[Start of RECORDS]
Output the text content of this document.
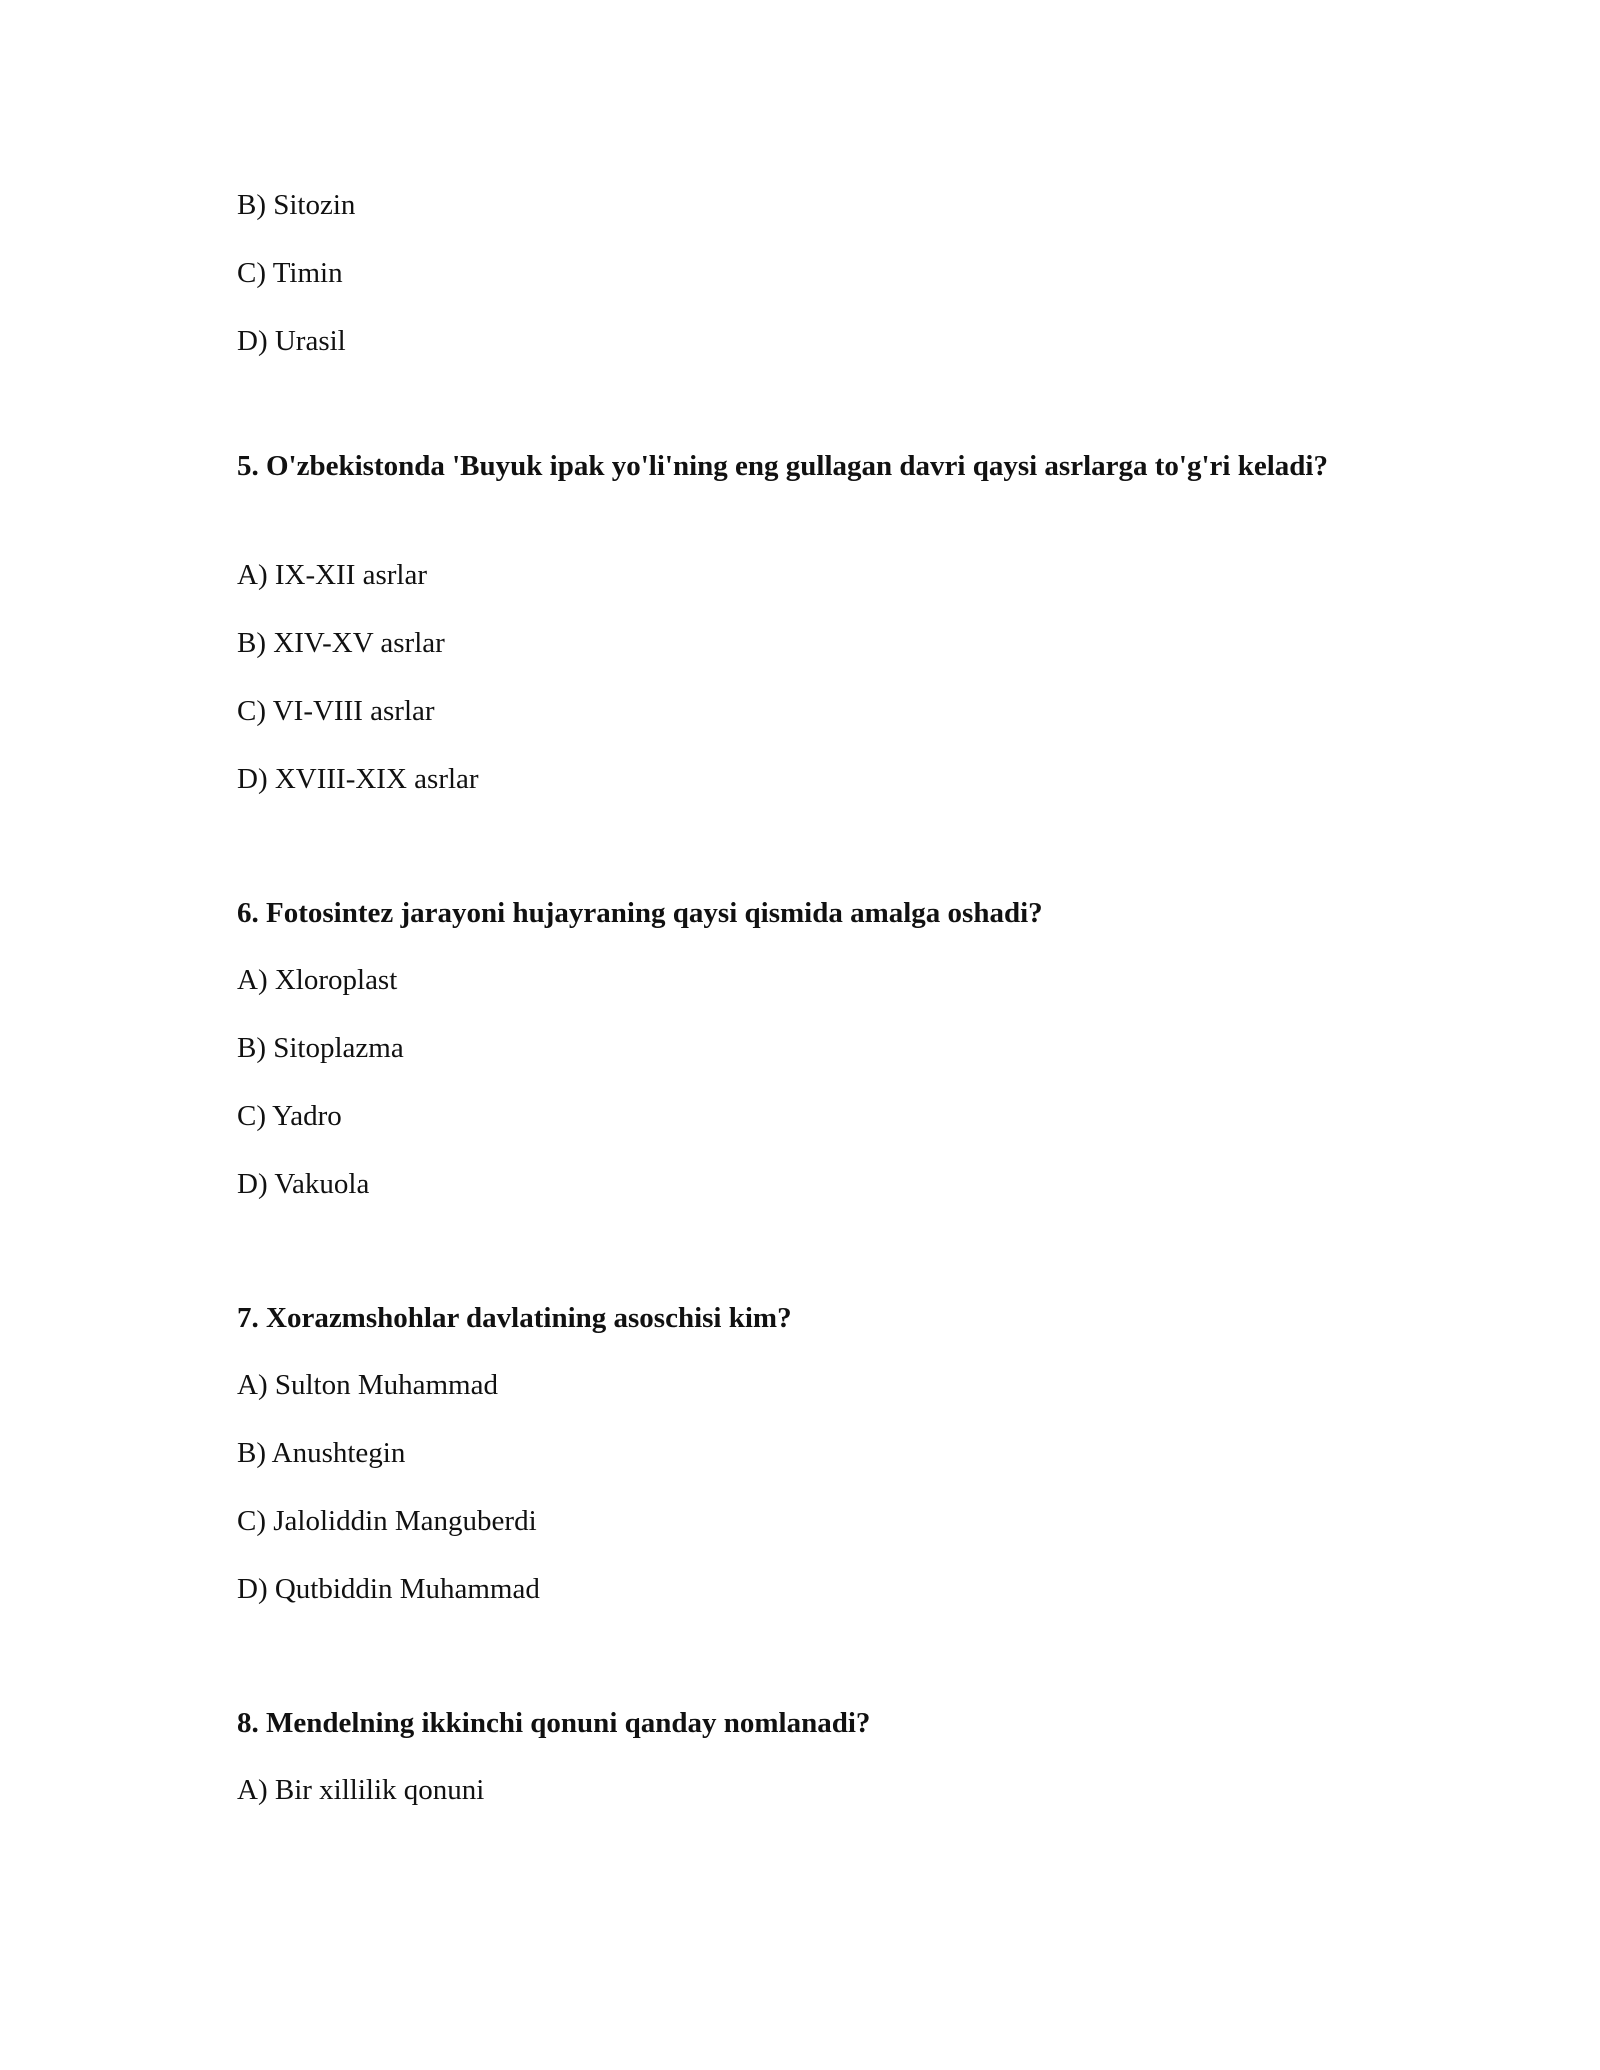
B) Sitozin
C) Timin
D) Urasil

5. O'zbekistonda 'Buyuk ipak yo'li'ning eng gullagan davri qaysi asrlarga to'g'ri keladi?

A) IX-XII asrlar
B) XIV-XV asrlar
C) VI-VIII asrlar
D) XVIII-XIX asrlar

6. Fotosintez jarayoni hujayraning qaysi qismida amalga oshadi?

A) Xloroplast
B) Sitoplazma
C) Yadro
D) Vakuola

7. Xorazmshohlar davlatining asoschisi kim?

A) Sulton Muhammad
B) Anushtegin
C) Jaloliddin Manguberdi
D) Qutbiddin Muhammad

8. Mendelning ikkinchi qonuni qanday nomlanadi?

A) Bir xillilik qonuni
[End of RECORDS]
WHAT YOU SHOULD DO:
Leave out the pictures and print every line of the data exactly.

ANSWER TO THE PROBLEM:
Output the text content of this document.
B) Sitozin
C) Timin
D) Urasil

5. O'zbekistonda 'Buyuk ipak yo'li'ning eng gullagan davri qaysi asrlarga to'g'ri keladi?

A) IX-XII asrlar
B) XIV-XV asrlar
C) VI-VIII asrlar
D) XVIII-XIX asrlar

6. Fotosintez jarayoni hujayraning qaysi qismida amalga oshadi?

A) Xloroplast
B) Sitoplazma
C) Yadro
D) Vakuola

7. Xorazmshohlar davlatining asoschisi kim?

A) Sulton Muhammad
B) Anushtegin
C) Jaloliddin Manguberdi
D) Qutbiddin Muhammad

8. Mendelning ikkinchi qonuni qanday nomlanadi?

A) Bir xillilik qonuni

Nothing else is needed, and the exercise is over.